### Your instructions:
Return the listing below verbatim. Pictures do not belong in the copy.

### Items:
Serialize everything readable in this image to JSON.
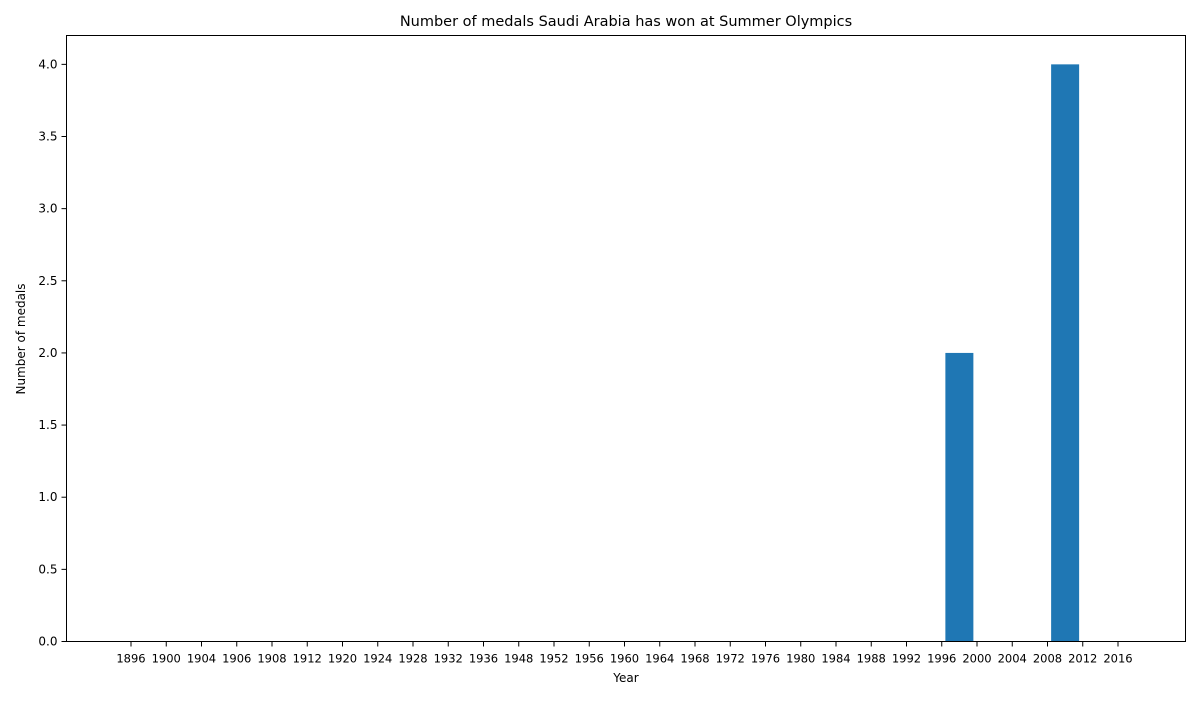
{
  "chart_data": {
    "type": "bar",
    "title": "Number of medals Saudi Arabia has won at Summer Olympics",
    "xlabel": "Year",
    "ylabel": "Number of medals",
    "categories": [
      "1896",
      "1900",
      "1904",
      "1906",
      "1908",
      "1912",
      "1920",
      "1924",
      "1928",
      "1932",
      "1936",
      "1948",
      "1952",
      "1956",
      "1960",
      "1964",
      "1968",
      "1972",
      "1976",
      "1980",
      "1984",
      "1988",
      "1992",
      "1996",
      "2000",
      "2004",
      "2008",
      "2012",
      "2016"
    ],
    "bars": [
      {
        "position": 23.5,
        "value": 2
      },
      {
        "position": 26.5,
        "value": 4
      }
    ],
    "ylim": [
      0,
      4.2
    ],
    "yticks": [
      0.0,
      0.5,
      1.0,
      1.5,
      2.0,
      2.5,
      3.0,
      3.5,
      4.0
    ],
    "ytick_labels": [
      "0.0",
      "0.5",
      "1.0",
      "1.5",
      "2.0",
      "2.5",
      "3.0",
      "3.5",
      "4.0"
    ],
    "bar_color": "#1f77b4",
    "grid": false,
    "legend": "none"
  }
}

### Reply:
Serialize everything readable in this image to JSON.
{
  "chart_data": {
    "type": "bar",
    "title": "Number of medals Saudi Arabia has won at Summer Olympics",
    "xlabel": "Year",
    "ylabel": "Number of medals",
    "categories": [
      "1896",
      "1900",
      "1904",
      "1906",
      "1908",
      "1912",
      "1920",
      "1924",
      "1928",
      "1932",
      "1936",
      "1948",
      "1952",
      "1956",
      "1960",
      "1964",
      "1968",
      "1972",
      "1976",
      "1980",
      "1984",
      "1988",
      "1992",
      "1996",
      "2000",
      "2004",
      "2008",
      "2012",
      "2016"
    ],
    "bars": [
      {
        "position": 23.5,
        "value": 2
      },
      {
        "position": 26.5,
        "value": 4
      }
    ],
    "ylim": [
      0,
      4.2
    ],
    "yticks": [
      0.0,
      0.5,
      1.0,
      1.5,
      2.0,
      2.5,
      3.0,
      3.5,
      4.0
    ],
    "ytick_labels": [
      "0.0",
      "0.5",
      "1.0",
      "1.5",
      "2.0",
      "2.5",
      "3.0",
      "3.5",
      "4.0"
    ],
    "bar_color": "#1f77b4",
    "grid": false,
    "legend": "none"
  }
}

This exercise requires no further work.